Count the lines in the records below that contain the string "document", and give only that number.

Region and label listings
— START —
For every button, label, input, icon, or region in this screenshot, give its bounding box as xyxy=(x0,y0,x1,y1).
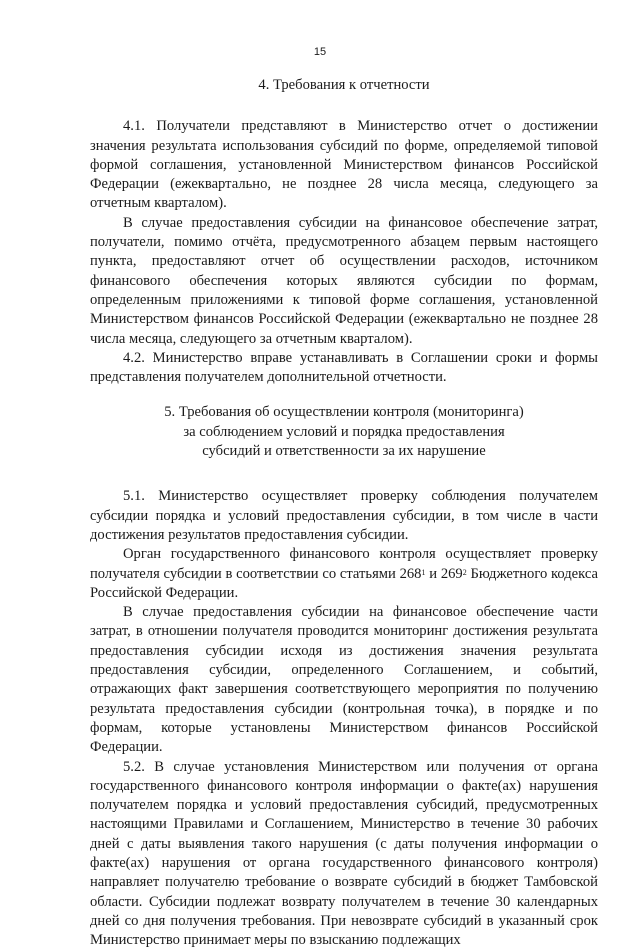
paragraph-4-2: 4.2. Министерство вправе устанавливать в Соглашении сроки и формы представления получателем дополнительной отчетности. xyxy=(90,349,598,388)
section-5-heading xyxy=(90,403,598,461)
audit-text-b: и 269 xyxy=(425,566,462,582)
superscript-1: 1 xyxy=(421,568,425,577)
paragraph-4-1-cont: В случае предоставления субсидии на финансовое обеспечение затрат, получатели, помимо отчёта, предусмотренного абзацем первым настоящего пункта, предоставляют отчет об осуществлении расходов, источником финансового обеспечения которых являются субсидии по формам, определенным приложениями к типовой форме соглашения, установленной Министерством финансов Российской Федерации (ежеквартально не позднее 28 числа месяца, следующего за отчетным кварталом). xyxy=(90,214,598,349)
audit-text-c: Бюджетного кодекса Российской Федерации. xyxy=(90,566,598,601)
section-4-heading: 4. Требования к отчетности xyxy=(90,76,598,95)
paragraph-5-2: 5.2. В случае установления Министерством или получения от органа государственного финансового контроля информации о факте(ах) нарушения получателем порядка и условий предоставления субсидий, предусмотренных настоящими Правилами и Соглашением, Министерство в течение 30 рабочих дней с даты выявления такого нарушения (с даты получения информации о факте(ах) нарушения от органа государственного финансового контроля) направляет получателю требование о возврате субсидий в бюджет Тамбовской области. Субсидии подлежат возврату получателем в течение 30 календарных дней со дня получения требования. При невозврате субсидий в указанный срок Министерство принимает меры по взысканию подлежащих xyxy=(90,758,598,950)
section-5-heading-line-3: субсидий и ответственности за их нарушение xyxy=(90,442,598,461)
paragraph-4-1: 4.1. Получатели представляют в Министерство отчет о достижении значения результата использования субсидий по форме, определяемой типовой формой соглашения, установленной Министерством финансов Российской Федерации (ежеквартально, не позднее 28 числа месяца, следующего за отчетным кварталом). xyxy=(90,117,598,213)
paragraph-5-1: 5.1. Министерство осуществляет проверку соблюдения получателем субсидии порядка и условий предоставления субсидии, в том числе в части достижения результатов предоставления субсидии. xyxy=(90,487,598,545)
audit-text-a: Орган государственного финансового контроля осуществляет проверку получателя субсидии в соответствии со статьями 268 xyxy=(90,546,598,581)
page-content xyxy=(90,62,598,950)
section-5-heading-line-1: 5. Требования об осуществлении контроля (мониторинга) xyxy=(90,403,598,422)
paragraph-5-1-monitoring: В случае предоставления субсидии на финансовое обеспечение части затрат, в отношении получателя проводится мониторинг достижения результата предоставления субсидии исходя из достижения значения результата предоставления субсидии, определенного Соглашением, и событий, отражающих факт завершения соответствующего мероприятия по получению результата предоставления субсидии (контрольная точка), в порядке и по формам, которые установлены Министерством финансов Российской Федерации. xyxy=(90,603,598,757)
page-number: 15 xyxy=(0,46,640,58)
paragraph-5-1-audit xyxy=(90,545,598,603)
section-5-heading-line-2: за соблюдением условий и порядка предоставления xyxy=(90,423,598,442)
superscript-2: 2 xyxy=(463,568,467,577)
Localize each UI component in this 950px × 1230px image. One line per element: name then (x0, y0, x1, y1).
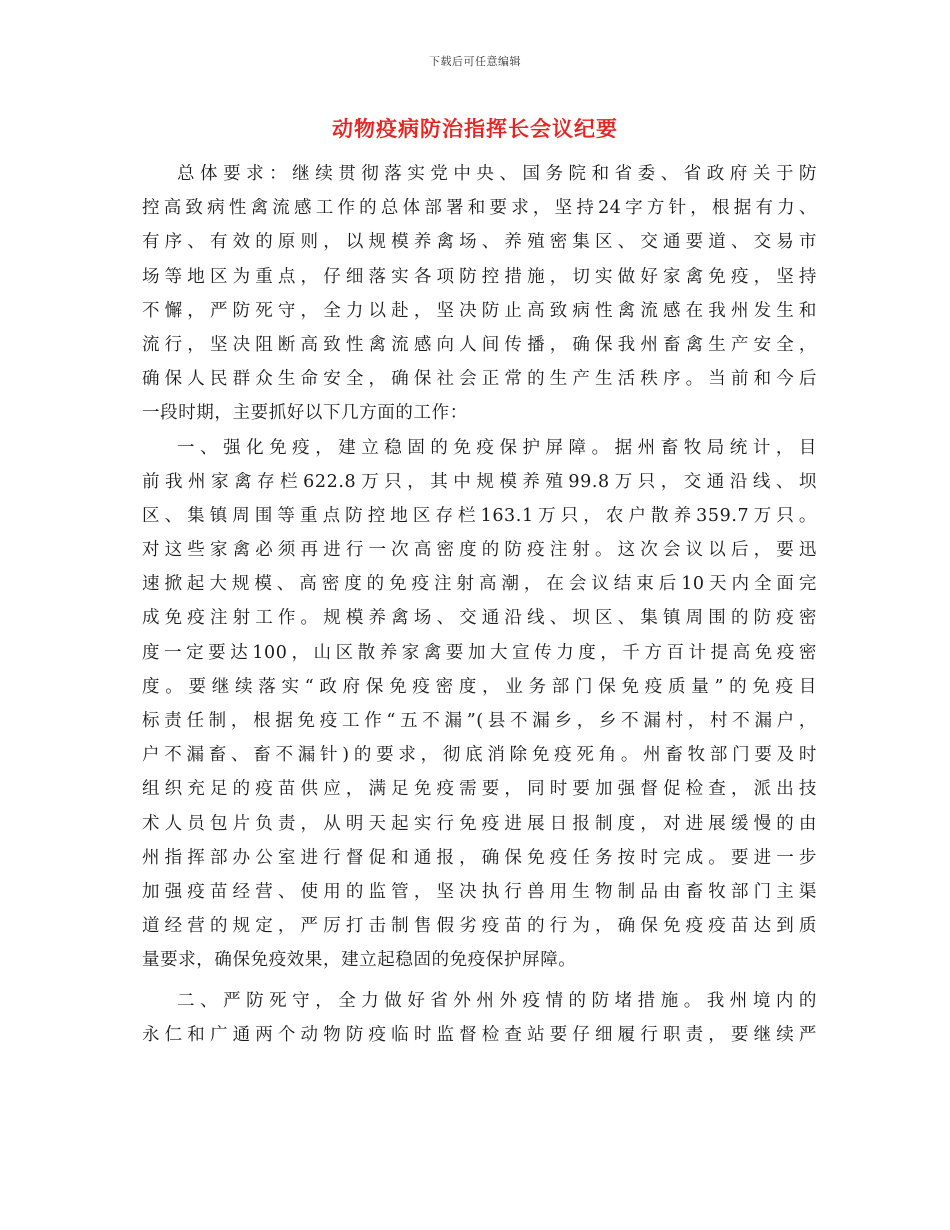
text-line: 场等地区为重点，仔细落实各项防控措施，切实做好家禽免疫，坚持 (142, 266, 817, 287)
text-line: 有序、有效的原则，以规模养禽场、养殖密集区、交通要道、交易市 (142, 232, 817, 253)
text-line: 州指挥部办公室进行督促和通报，确保免疫任务按时完成。要进一步 (142, 847, 817, 868)
text-line: 度。要继续落实“政府保免疫密度，业务部门保免疫质量”的免疫目 (142, 676, 817, 697)
text-line: 度一定要达100，山区散养家禽要加大宣传力度，千方百计提高免疫密 (142, 642, 817, 663)
paragraph-immunization (142, 431, 817, 978)
text-line: 区、集镇周围等重点防控地区存栏163.1万只，农户散养359.7万只。 (142, 505, 817, 526)
document-title: 动物疫病防治指挥长会议纪要 (332, 116, 618, 141)
header-note: 下载后可任意编辑 (429, 55, 521, 68)
document-body (142, 157, 817, 1052)
text-line: 一段时期，主要抓好以下几方面的工作： (142, 403, 468, 424)
text-line: 二、严防死守，全力做好省外州外疫情的防堵措施。我州境内的 (177, 990, 817, 1011)
text-line: 对这些家禽必须再进行一次高密度的防疫注射。这次会议以后，要迅 (142, 540, 817, 561)
text-line: 道经营的规定，严厉打击制售假劣疫苗的行为，确保免疫疫苗达到质 (142, 916, 817, 937)
text-line: 成免疫注射工作。规模养禽场、交通沿线、坝区、集镇周围的防疫密 (142, 608, 817, 629)
text-line: 不懈，严防死守，全力以赴，坚决防止高致病性禽流感在我州发生和 (142, 300, 817, 321)
text-line: 术人员包片负责，从明天起实行免疫进展日报制度，对进展缓慢的由 (142, 813, 817, 834)
text-line: 永仁和广通两个动物防疫临时监督检查站要仔细履行职责，要继续严 (142, 1024, 817, 1045)
text-line: 组织充足的疫苗供应，满足免疫需要，同时要加强督促检查，派出技 (142, 779, 817, 800)
text-line: 总体要求：继续贯彻落实党中央、国务院和省委、省政府关于防 (177, 164, 817, 184)
text-line: 标责任制，根据免疫工作“五不漏”(县不漏乡，乡不漏村，村不漏户， (142, 711, 817, 731)
text-line: 流行，坚决阻断高致性禽流感向人间传播，确保我州畜禽生产安全， (142, 334, 817, 355)
text-line: 前我州家禽存栏622.8万只，其中规模养殖99.8万只，交通沿线、坝 (142, 471, 817, 492)
paragraph-epidemic-prevention (142, 984, 817, 1052)
text-line: 控高致病性禽流感工作的总体部署和要求，坚持24字方针，根据有力、 (142, 198, 817, 219)
text-line: 速掀起大规模、高密度的免疫注射高潮，在会议结束后10天内全面完 (142, 574, 817, 595)
paragraph-general-requirements (142, 157, 817, 431)
text-line: 户不漏畜、畜不漏针)的要求，彻底消除免疫死角。州畜牧部门要及时 (142, 745, 817, 766)
text-line: 量要求，确保免疫效果，建立起稳固的免疫保护屏障。 (142, 950, 577, 971)
text-line: 确保人民群众生命安全，确保社会正常的生产生活秩序。当前和今后 (142, 369, 817, 390)
text-line: 加强疫苗经营、使用的监管，坚决执行兽用生物制品由畜牧部门主渠 (142, 881, 817, 902)
text-line: 一、强化免疫，建立稳固的免疫保护屏障。据州畜牧局统计，目 (177, 437, 817, 458)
— END —
FINISHED ANSWER
2